• [Requirements]
Rewrite the entries below with "screenshot" changed to "image" and everything else unchanged. Leave the pictures out.

------------------------------------------------

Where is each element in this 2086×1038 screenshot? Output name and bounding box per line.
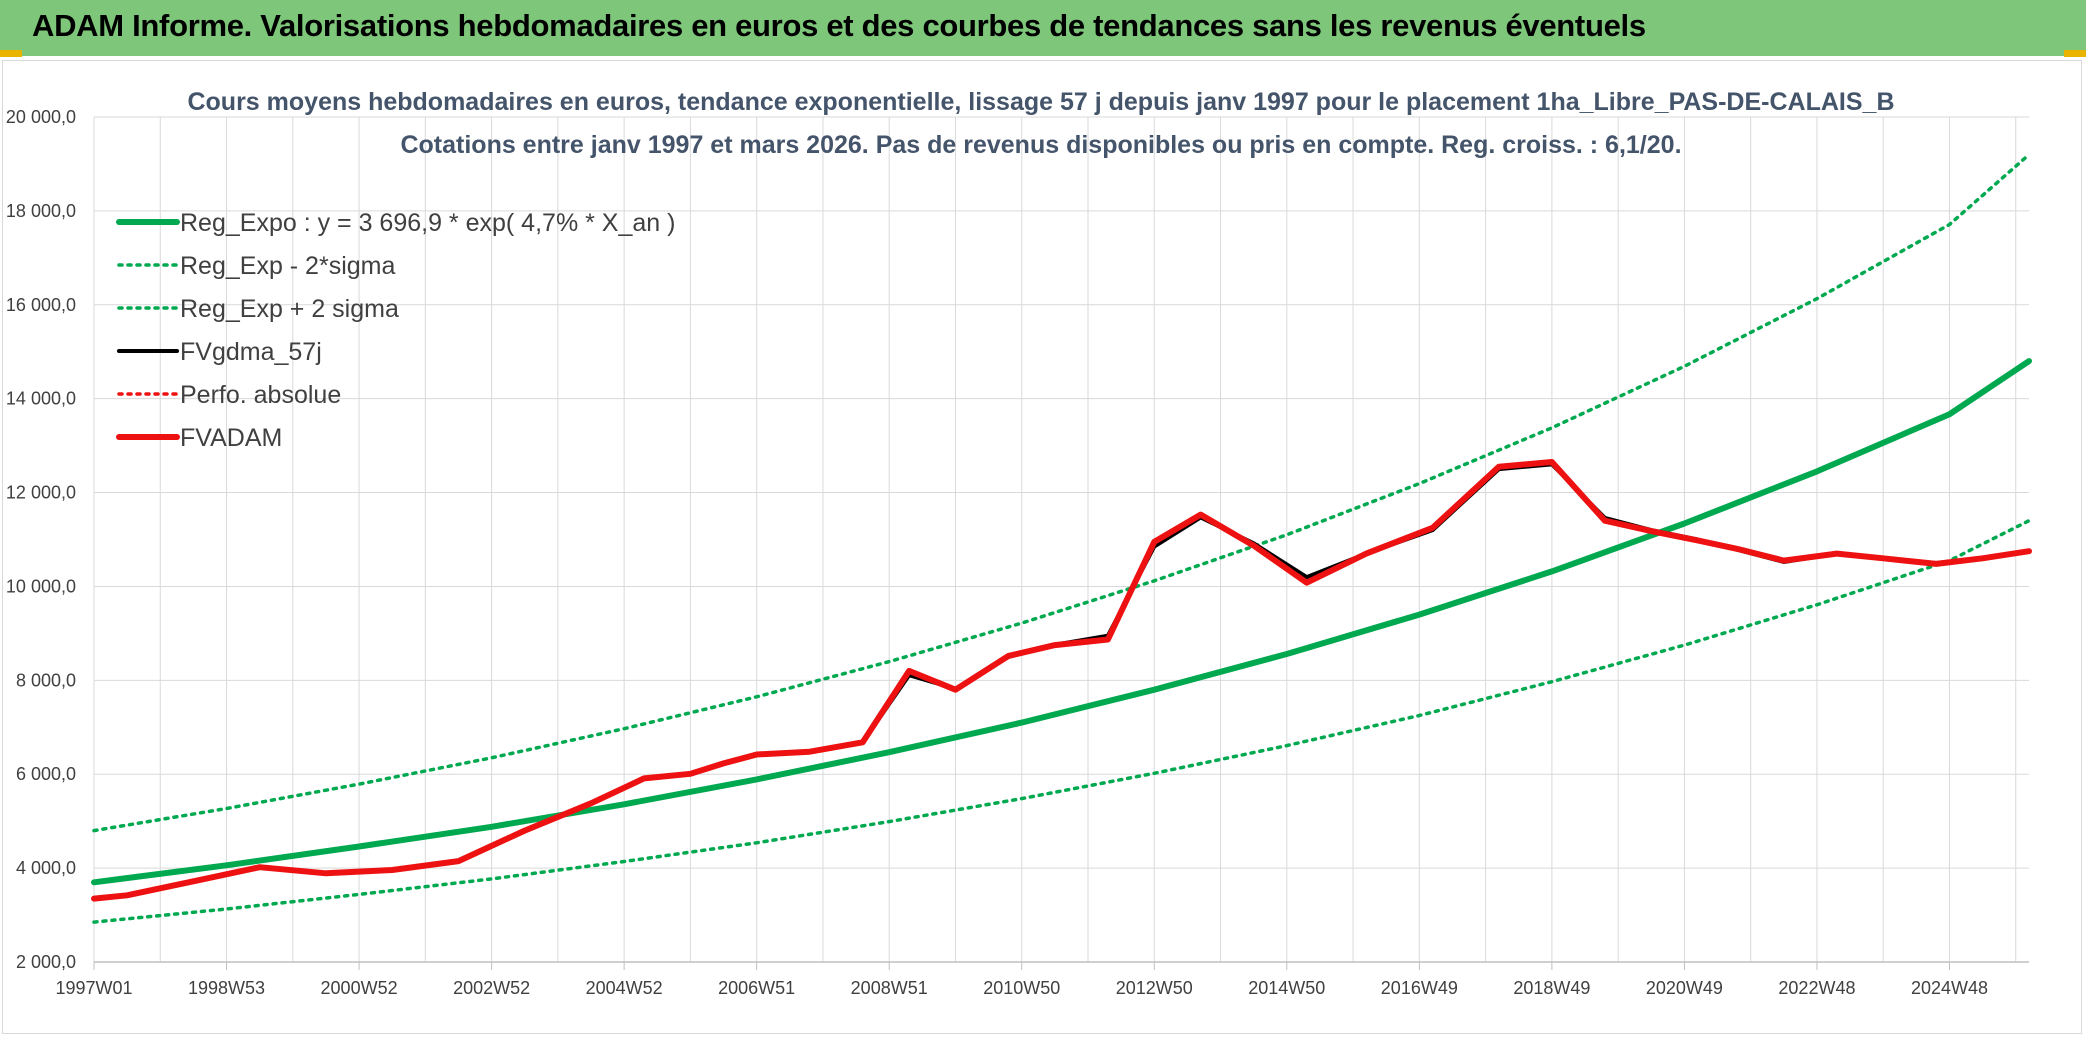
y-tick-label: 20 000,0 [6, 107, 76, 127]
x-tick-label: 2012W50 [1116, 978, 1193, 998]
x-tick-label: 1998W53 [188, 978, 265, 998]
x-tick-label: 2022W48 [1778, 978, 1855, 998]
chart-title: Cours moyens hebdomadaires en euros, ten… [187, 88, 1894, 116]
x-tick-label: 2016W49 [1381, 978, 1458, 998]
series-line-3 [92, 462, 2031, 901]
y-tick-label: 14 000,0 [6, 389, 76, 409]
y-tick-label: 2 000,0 [16, 952, 76, 972]
y-tick-label: 12 000,0 [6, 483, 76, 503]
x-tick-label: 2004W52 [586, 978, 663, 998]
x-tick-label: 2014W50 [1248, 978, 1325, 998]
legend-label: Perfo. absolue [180, 381, 341, 409]
x-tick-label: 2010W50 [983, 978, 1060, 998]
series-line-5 [91, 459, 2032, 902]
corner-accent-left [0, 50, 22, 57]
legend-label: Reg_Exp + 2 sigma [180, 295, 399, 323]
series-line-2 [92, 152, 2031, 833]
y-tick-label: 10 000,0 [6, 576, 76, 596]
x-tick-label: 2018W49 [1513, 978, 1590, 998]
x-tick-label: 2006W51 [718, 978, 795, 998]
header-bar: ADAM Informe. Valorisations hebdomadaire… [0, 0, 2086, 56]
legend-label: FVgdma_57j [180, 338, 322, 366]
chart-subtitle: Cotations entre janv 1997 et mars 2026. … [400, 131, 1681, 159]
legend-label: FVADAM [180, 424, 282, 452]
line-chart: 2 000,0 4 000,0 6 000,0 8 000,0 10 000,0 12 0… [6, 88, 2032, 998]
header-title: ADAM Informe. Valorisations hebdomadaire… [32, 8, 1646, 43]
legend-label: Reg_Exp - 2*sigma [180, 252, 395, 280]
legend-label: Reg_Expo : y = 3 696,9 * exp( 4,7% * X_a… [180, 209, 675, 237]
y-tick-label: 18 000,0 [6, 201, 76, 221]
y-tick-label: 4 000,0 [16, 858, 76, 878]
x-tick-label: 2000W52 [321, 978, 398, 998]
x-tick-label: 1997W01 [55, 978, 132, 998]
series-line-1 [92, 518, 2031, 924]
x-tick-label: 2008W51 [851, 978, 928, 998]
x-tick-label: 2002W52 [453, 978, 530, 998]
chart-area: 2 000,0 4 000,0 6 000,0 8 000,0 10 000,0 12 0… [2, 60, 2082, 1034]
y-tick-label: 8 000,0 [16, 670, 76, 690]
corner-accent-right [2064, 50, 2086, 57]
x-tick-label: 2024W48 [1911, 978, 1988, 998]
series-line-0 [91, 358, 2032, 886]
y-tick-label: 16 000,0 [6, 295, 76, 315]
x-tick-label: 2020W49 [1646, 978, 1723, 998]
y-tick-label: 6 000,0 [16, 764, 76, 784]
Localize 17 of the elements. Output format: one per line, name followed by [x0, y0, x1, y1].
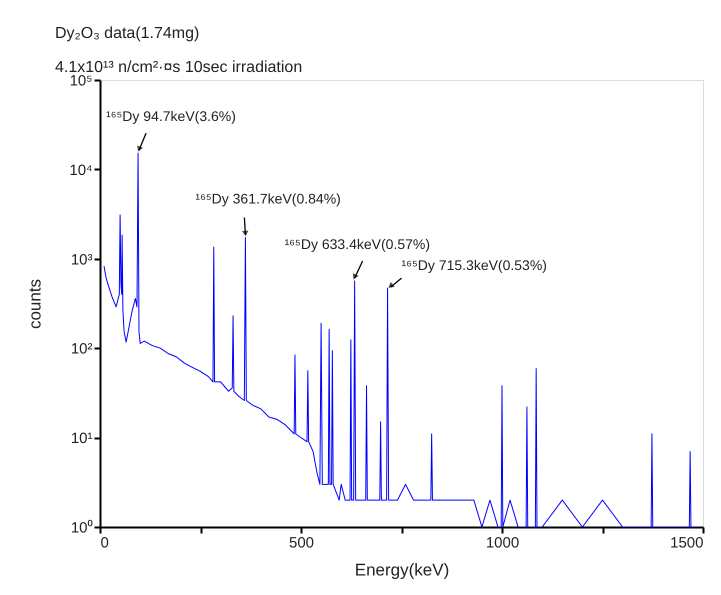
x-tick-label: 500: [288, 534, 314, 552]
annotation: ¹⁶⁵Dy 633.4keV(0.57%): [284, 236, 430, 252]
y-axis-title: counts: [25, 278, 44, 330]
x-tick-label: 1000: [486, 534, 520, 552]
annotation: ¹⁶⁵Dy 715.3keV(0.53%): [402, 257, 547, 274]
x-tick-label: 0: [100, 534, 109, 552]
y-tick-label: 10⁰: [70, 520, 92, 536]
line-series: [104, 152, 700, 527]
y-tick-label: 10²: [70, 340, 92, 358]
chart-title: Dy₂O₃ data(1.74mg): [55, 25, 200, 42]
y-tick-label: 10¹: [70, 430, 92, 448]
y-tick-label: 10³: [70, 251, 92, 268]
annotation: ¹⁶⁵Dy 361.7keV(0.84%): [195, 190, 341, 207]
x-axis-title: Energy(keV): [354, 560, 450, 580]
annotation: ¹⁶⁵Dy 94.7keV(3.6%): [106, 108, 236, 124]
y-tick-label: 10⁴: [69, 162, 92, 179]
x-tick-label: 1500: [670, 534, 704, 552]
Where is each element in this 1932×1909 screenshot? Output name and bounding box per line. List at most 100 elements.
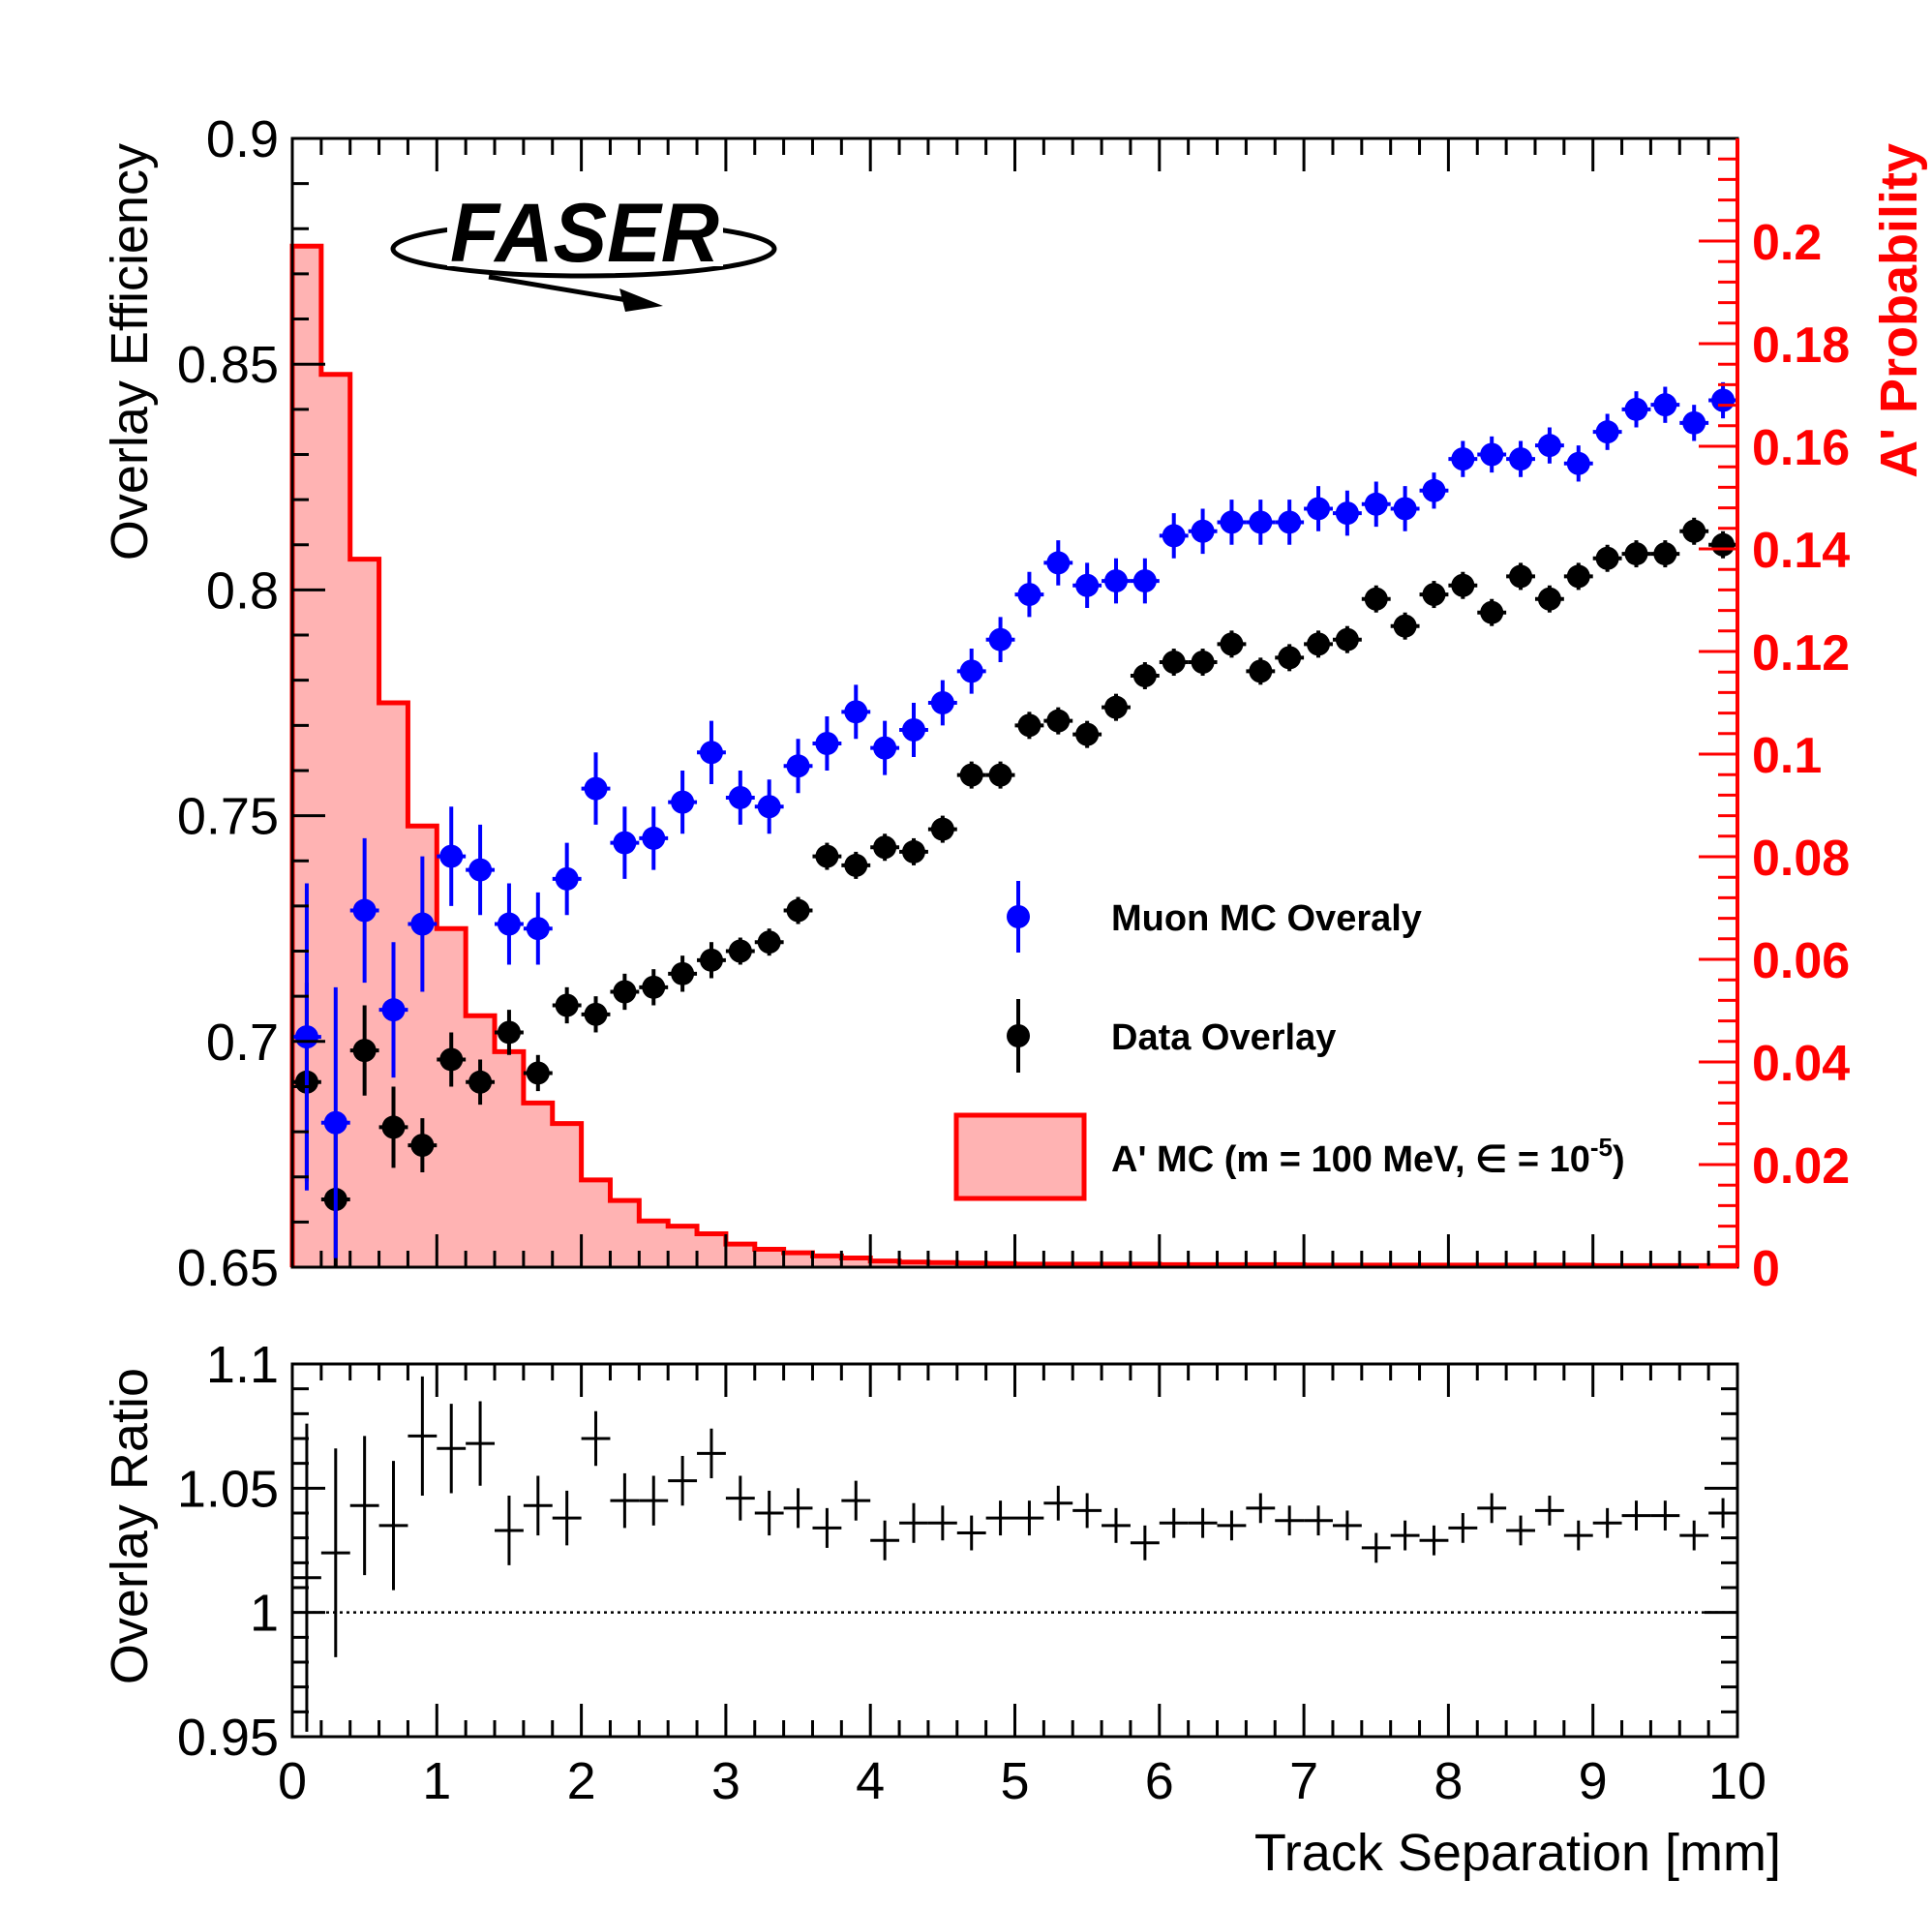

------------------------------------------------

• [Result of this task]
Where is each element in this 2086×1038 image? Output name and bounding box per line.
y-tick-label: 20 000,0 [6, 107, 76, 127]
x-tick-label: 2012W50 [1116, 978, 1193, 998]
x-tick-label: 1998W53 [188, 978, 265, 998]
x-tick-label: 2022W48 [1778, 978, 1855, 998]
chart-title: Cours moyens hebdomadaires en euros, ten… [187, 88, 1894, 116]
x-tick-label: 2016W49 [1381, 978, 1458, 998]
series-line-3 [92, 462, 2031, 901]
y-tick-label: 14 000,0 [6, 389, 76, 409]
y-tick-label: 2 000,0 [16, 952, 76, 972]
y-tick-label: 12 000,0 [6, 483, 76, 503]
x-tick-label: 2004W52 [586, 978, 663, 998]
x-tick-label: 2014W50 [1248, 978, 1325, 998]
legend-label: Perfo. absolue [180, 381, 341, 409]
x-tick-label: 2010W50 [983, 978, 1060, 998]
series-line-5 [91, 459, 2032, 902]
corner-accent-left [0, 50, 22, 57]
legend-label: Reg_Exp + 2 sigma [180, 295, 399, 323]
series-line-2 [92, 152, 2031, 833]
y-tick-label: 10 000,0 [6, 576, 76, 596]
x-tick-label: 2018W49 [1513, 978, 1590, 998]
x-tick-label: 2006W51 [718, 978, 795, 998]
header-bar: ADAM Informe. Valorisations hebdomadaire… [0, 0, 2086, 56]
legend-label: FVgdma_57j [180, 338, 322, 366]
chart-subtitle: Cotations entre janv 1997 et mars 2026. … [400, 131, 1681, 159]
legend-label: FVADAM [180, 424, 282, 452]
line-chart: 2 000,0 4 000,0 6 000,0 8 000,0 10 000,0 12 0… [6, 88, 2032, 998]
header-title: ADAM Informe. Valorisations hebdomadaire… [32, 8, 1646, 43]
legend-label: Reg_Exp - 2*sigma [180, 252, 395, 280]
legend-label: Reg_Expo : y = 3 696,9 * exp( 4,7% * X_a… [180, 209, 675, 237]
y-tick-label: 18 000,0 [6, 201, 76, 221]
y-tick-label: 4 000,0 [16, 858, 76, 878]
x-tick-label: 2000W52 [321, 978, 398, 998]
x-tick-label: 1997W01 [55, 978, 132, 998]
series-line-1 [92, 518, 2031, 924]
x-tick-label: 2008W51 [851, 978, 928, 998]
x-tick-label: 2002W52 [453, 978, 530, 998]
chart-area: 2 000,0 4 000,0 6 000,0 8 000,0 10 000,0 12 0… [2, 60, 2082, 1034]
y-tick-label: 8 000,0 [16, 670, 76, 690]
corner-accent-right [2064, 50, 2086, 57]
x-tick-label: 2024W48 [1911, 978, 1988, 998]
series-line-0 [91, 358, 2032, 886]
y-tick-label: 16 000,0 [6, 295, 76, 315]
x-tick-label: 2020W49 [1646, 978, 1723, 998]
y-tick-label: 6 000,0 [16, 764, 76, 784]
Localize 17 of the elements. Output format: one per line, name followed by [x0, y0, x1, y1].
x-tick-label: 500: [288, 534, 314, 552]
annotation: ¹⁶⁵Dy 633.4keV(0.57%): [284, 236, 430, 252]
y-axis-title: counts: [25, 278, 44, 330]
x-tick-label: 1000: [486, 534, 520, 552]
annotation: ¹⁶⁵Dy 715.3keV(0.53%): [402, 257, 547, 274]
x-tick-label: 0: [100, 534, 109, 552]
y-tick-label: 10⁰: [70, 520, 92, 536]
line-series: [104, 152, 700, 527]
y-tick-label: 10²: [70, 340, 92, 358]
chart-title: Dy₂O₃ data(1.74mg): [55, 25, 200, 42]
y-tick-label: 10¹: [70, 430, 92, 448]
y-tick-label: 10³: [70, 251, 92, 268]
annotation: ¹⁶⁵Dy 361.7keV(0.84%): [195, 190, 341, 207]
x-axis-title: Energy(keV): [354, 560, 450, 580]
annotation: ¹⁶⁵Dy 94.7keV(3.6%): [106, 108, 236, 124]
y-tick-label: 10⁴: [69, 162, 92, 179]
x-tick-label: 1500: [670, 534, 704, 552]
Where is each element in this 1932×1909 image? Output name and bounding box per line. List at most 100 elements.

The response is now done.